■ **DATA FOR THIS EXERCISE**:
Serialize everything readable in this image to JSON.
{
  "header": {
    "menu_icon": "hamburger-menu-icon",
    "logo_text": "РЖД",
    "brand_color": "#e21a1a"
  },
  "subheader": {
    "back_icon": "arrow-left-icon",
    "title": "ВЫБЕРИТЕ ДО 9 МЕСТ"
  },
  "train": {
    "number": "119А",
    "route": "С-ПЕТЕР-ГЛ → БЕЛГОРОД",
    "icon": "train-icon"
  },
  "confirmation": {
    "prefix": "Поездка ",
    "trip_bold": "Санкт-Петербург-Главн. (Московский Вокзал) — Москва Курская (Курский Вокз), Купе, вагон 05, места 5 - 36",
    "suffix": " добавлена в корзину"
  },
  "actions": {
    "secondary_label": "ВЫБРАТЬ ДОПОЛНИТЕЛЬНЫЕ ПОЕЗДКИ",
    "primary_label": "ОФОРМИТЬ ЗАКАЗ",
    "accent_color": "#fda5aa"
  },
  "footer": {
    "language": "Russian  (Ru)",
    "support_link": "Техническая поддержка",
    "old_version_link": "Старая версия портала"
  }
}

■ **REQUIREMENTS**: Repeat all of the entries exactly.

■ **OUTPUT OF THE TASK**:
Serialize everything readable in this image to JSON.
{
  "header": {
    "menu_icon": "hamburger-menu-icon",
    "logo_text": "РЖД",
    "brand_color": "#e21a1a"
  },
  "subheader": {
    "back_icon": "arrow-left-icon",
    "title": "ВЫБЕРИТЕ ДО 9 МЕСТ"
  },
  "train": {
    "number": "119А",
    "route": "С-ПЕТЕР-ГЛ → БЕЛГОРОД",
    "icon": "train-icon"
  },
  "confirmation": {
    "prefix": "Поездка ",
    "trip_bold": "Санкт-Петербург-Главн. (Московский Вокзал) — Москва Курская (Курский Вокз), Купе, вагон 05, места 5 - 36",
    "suffix": " добавлена в корзину"
  },
  "actions": {
    "secondary_label": "ВЫБРАТЬ ДОПОЛНИТЕЛЬНЫЕ ПОЕЗДКИ",
    "primary_label": "ОФОРМИТЬ ЗАКАЗ",
    "accent_color": "#fda5aa"
  },
  "footer": {
    "language": "Russian  (Ru)",
    "support_link": "Техническая поддержка",
    "old_version_link": "Старая версия портала"
  }
}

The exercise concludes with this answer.